Give the number of lines below that contain the word "학원에서", and nothing else.

* start THE DATA *

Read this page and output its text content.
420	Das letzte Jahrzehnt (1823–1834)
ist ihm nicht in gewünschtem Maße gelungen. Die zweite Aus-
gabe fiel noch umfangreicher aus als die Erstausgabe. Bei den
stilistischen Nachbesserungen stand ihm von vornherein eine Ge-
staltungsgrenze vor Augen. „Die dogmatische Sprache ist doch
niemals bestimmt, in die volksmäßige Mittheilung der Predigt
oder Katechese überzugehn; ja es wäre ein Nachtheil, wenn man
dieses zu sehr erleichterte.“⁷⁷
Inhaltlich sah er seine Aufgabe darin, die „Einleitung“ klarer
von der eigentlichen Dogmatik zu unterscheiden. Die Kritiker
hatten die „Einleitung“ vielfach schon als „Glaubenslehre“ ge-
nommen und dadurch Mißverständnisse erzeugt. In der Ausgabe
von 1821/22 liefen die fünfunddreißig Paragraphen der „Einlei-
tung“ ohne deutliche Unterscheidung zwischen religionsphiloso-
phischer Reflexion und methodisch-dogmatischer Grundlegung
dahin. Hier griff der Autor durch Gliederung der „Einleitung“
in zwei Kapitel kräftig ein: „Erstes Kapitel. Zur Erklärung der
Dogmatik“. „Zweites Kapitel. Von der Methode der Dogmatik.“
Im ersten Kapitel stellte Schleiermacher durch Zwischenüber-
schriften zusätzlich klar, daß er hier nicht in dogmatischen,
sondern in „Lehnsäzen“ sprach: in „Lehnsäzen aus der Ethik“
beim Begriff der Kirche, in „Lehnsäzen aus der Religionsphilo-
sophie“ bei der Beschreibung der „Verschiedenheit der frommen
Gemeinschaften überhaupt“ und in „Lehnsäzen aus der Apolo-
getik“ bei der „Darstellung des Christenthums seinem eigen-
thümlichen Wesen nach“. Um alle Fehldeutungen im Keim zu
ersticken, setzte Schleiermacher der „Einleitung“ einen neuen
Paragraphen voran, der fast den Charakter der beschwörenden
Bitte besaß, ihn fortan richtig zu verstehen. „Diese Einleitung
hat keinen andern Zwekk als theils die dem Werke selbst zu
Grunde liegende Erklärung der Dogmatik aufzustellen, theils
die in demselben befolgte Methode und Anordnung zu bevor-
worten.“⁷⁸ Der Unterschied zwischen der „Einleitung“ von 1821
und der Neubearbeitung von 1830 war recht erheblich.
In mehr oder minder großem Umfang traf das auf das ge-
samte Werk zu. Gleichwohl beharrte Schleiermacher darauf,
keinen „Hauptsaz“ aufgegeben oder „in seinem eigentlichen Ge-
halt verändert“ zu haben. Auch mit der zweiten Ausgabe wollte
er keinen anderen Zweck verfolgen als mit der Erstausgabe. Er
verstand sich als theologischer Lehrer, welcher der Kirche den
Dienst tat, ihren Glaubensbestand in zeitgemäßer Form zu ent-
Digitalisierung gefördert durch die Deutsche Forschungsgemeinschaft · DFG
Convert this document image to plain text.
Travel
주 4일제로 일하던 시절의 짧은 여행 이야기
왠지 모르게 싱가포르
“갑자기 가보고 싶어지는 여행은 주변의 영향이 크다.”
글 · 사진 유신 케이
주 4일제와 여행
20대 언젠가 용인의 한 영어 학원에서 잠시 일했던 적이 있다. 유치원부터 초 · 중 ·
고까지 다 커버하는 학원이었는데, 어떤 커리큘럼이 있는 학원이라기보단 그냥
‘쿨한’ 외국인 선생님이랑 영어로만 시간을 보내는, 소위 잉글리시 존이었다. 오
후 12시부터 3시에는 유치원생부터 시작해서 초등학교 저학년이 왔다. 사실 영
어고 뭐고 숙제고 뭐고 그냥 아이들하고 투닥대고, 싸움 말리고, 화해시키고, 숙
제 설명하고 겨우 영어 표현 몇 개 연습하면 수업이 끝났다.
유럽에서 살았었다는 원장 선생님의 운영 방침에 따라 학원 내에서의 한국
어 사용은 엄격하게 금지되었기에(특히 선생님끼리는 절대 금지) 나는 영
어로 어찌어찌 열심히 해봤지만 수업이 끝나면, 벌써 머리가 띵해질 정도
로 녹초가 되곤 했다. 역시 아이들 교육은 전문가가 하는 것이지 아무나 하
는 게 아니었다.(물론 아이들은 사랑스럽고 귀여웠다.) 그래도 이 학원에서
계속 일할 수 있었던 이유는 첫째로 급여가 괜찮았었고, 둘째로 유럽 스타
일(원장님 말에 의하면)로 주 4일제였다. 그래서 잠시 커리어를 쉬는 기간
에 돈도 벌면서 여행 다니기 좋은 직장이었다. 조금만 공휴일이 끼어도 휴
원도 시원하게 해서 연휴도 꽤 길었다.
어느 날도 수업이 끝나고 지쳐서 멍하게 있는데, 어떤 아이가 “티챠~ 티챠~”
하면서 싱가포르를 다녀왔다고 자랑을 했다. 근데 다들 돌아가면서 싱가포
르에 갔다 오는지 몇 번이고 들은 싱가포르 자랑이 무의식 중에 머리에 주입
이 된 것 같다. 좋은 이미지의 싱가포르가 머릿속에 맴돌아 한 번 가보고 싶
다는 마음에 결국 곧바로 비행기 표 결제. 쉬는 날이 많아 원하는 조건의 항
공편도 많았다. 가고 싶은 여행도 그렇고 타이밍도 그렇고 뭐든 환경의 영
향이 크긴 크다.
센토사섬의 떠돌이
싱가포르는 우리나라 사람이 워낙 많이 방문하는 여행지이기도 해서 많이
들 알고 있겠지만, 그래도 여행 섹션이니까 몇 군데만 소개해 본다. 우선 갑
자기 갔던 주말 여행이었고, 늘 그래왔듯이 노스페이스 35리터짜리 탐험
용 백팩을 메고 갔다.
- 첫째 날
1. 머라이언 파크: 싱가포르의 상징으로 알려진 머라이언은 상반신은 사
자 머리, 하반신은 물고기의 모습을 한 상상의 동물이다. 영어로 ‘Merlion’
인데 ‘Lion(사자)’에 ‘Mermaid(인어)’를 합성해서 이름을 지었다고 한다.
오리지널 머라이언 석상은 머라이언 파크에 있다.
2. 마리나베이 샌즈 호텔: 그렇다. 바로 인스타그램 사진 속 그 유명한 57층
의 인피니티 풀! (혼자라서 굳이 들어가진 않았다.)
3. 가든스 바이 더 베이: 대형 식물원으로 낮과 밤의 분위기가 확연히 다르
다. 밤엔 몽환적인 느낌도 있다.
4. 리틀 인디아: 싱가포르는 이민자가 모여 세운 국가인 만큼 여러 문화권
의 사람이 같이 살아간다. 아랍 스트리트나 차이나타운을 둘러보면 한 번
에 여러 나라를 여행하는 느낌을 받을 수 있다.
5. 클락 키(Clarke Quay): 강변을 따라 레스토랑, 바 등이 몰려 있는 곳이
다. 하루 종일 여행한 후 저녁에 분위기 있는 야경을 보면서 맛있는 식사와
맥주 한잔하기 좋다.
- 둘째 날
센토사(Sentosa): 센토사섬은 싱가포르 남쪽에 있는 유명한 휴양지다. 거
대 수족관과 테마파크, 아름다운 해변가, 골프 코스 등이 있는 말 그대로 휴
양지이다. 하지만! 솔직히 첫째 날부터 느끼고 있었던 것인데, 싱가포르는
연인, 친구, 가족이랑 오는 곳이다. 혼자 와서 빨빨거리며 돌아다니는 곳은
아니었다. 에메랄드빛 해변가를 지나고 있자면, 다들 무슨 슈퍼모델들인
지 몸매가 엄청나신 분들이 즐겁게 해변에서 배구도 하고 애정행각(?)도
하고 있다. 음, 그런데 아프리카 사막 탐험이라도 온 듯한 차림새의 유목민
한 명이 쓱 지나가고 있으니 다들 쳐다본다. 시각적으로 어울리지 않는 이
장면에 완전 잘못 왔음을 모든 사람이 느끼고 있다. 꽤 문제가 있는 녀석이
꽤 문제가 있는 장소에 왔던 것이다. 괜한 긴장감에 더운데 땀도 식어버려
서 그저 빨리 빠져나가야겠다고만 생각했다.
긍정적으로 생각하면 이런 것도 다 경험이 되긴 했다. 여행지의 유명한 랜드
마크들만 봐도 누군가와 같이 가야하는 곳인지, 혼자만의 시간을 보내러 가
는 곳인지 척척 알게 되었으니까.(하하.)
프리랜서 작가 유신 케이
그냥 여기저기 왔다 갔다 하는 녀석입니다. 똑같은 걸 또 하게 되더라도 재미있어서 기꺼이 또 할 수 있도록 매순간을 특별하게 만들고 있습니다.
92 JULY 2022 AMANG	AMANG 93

* end THE DATA *

** FULL SOLUTION **
2